A block of data:
════
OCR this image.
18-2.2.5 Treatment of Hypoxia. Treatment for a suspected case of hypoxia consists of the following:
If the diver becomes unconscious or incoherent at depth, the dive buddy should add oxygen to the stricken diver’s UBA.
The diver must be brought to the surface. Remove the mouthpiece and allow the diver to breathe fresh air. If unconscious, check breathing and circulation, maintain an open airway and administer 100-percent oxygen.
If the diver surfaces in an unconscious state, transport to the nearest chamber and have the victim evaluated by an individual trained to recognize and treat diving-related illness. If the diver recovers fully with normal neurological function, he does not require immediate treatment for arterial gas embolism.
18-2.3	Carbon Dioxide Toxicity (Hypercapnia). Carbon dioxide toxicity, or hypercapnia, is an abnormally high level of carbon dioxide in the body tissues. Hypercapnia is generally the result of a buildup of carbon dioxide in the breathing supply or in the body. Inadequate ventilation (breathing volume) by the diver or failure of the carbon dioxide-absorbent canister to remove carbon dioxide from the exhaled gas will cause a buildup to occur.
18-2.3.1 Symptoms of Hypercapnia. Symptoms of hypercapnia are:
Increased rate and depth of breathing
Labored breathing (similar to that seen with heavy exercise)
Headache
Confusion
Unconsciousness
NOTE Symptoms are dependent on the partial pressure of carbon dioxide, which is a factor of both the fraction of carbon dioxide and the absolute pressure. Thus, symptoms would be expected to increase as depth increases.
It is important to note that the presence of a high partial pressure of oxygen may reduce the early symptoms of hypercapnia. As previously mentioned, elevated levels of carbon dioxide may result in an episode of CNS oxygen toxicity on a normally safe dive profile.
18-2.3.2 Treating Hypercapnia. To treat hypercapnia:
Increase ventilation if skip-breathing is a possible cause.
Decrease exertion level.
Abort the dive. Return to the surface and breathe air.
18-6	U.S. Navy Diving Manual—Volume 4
════
> [Task prompt] Output all of the data above without any alteration.

> [Answer to the task]
OCR this image.
18-2.2.5 Treatment of Hypoxia. Treatment for a suspected case of hypoxia consists of the following:
If the diver becomes unconscious or incoherent at depth, the dive buddy should add oxygen to the stricken diver’s UBA.
The diver must be brought to the surface. Remove the mouthpiece and allow the diver to breathe fresh air. If unconscious, check breathing and circulation, maintain an open airway and administer 100-percent oxygen.
If the diver surfaces in an unconscious state, transport to the nearest chamber and have the victim evaluated by an individual trained to recognize and treat diving-related illness. If the diver recovers fully with normal neurological function, he does not require immediate treatment for arterial gas embolism.
18-2.3	Carbon Dioxide Toxicity (Hypercapnia). Carbon dioxide toxicity, or hypercapnia, is an abnormally high level of carbon dioxide in the body tissues. Hypercapnia is generally the result of a buildup of carbon dioxide in the breathing supply or in the body. Inadequate ventilation (breathing volume) by the diver or failure of the carbon dioxide-absorbent canister to remove carbon dioxide from the exhaled gas will cause a buildup to occur.
18-2.3.1 Symptoms of Hypercapnia. Symptoms of hypercapnia are:
Increased rate and depth of breathing
Labored breathing (similar to that seen with heavy exercise)
Headache
Confusion
Unconsciousness
NOTE Symptoms are dependent on the partial pressure of carbon dioxide, which is a factor of both the fraction of carbon dioxide and the absolute pressure. Thus, symptoms would be expected to increase as depth increases.
It is important to note that the presence of a high partial pressure of oxygen may reduce the early symptoms of hypercapnia. As previously mentioned, elevated levels of carbon dioxide may result in an episode of CNS oxygen toxicity on a normally safe dive profile.
18-2.3.2 Treating Hypercapnia. To treat hypercapnia:
Increase ventilation if skip-breathing is a possible cause.
Decrease exertion level.
Abort the dive. Return to the surface and breathe air.
18-6	U.S. Navy Diving Manual—Volume 4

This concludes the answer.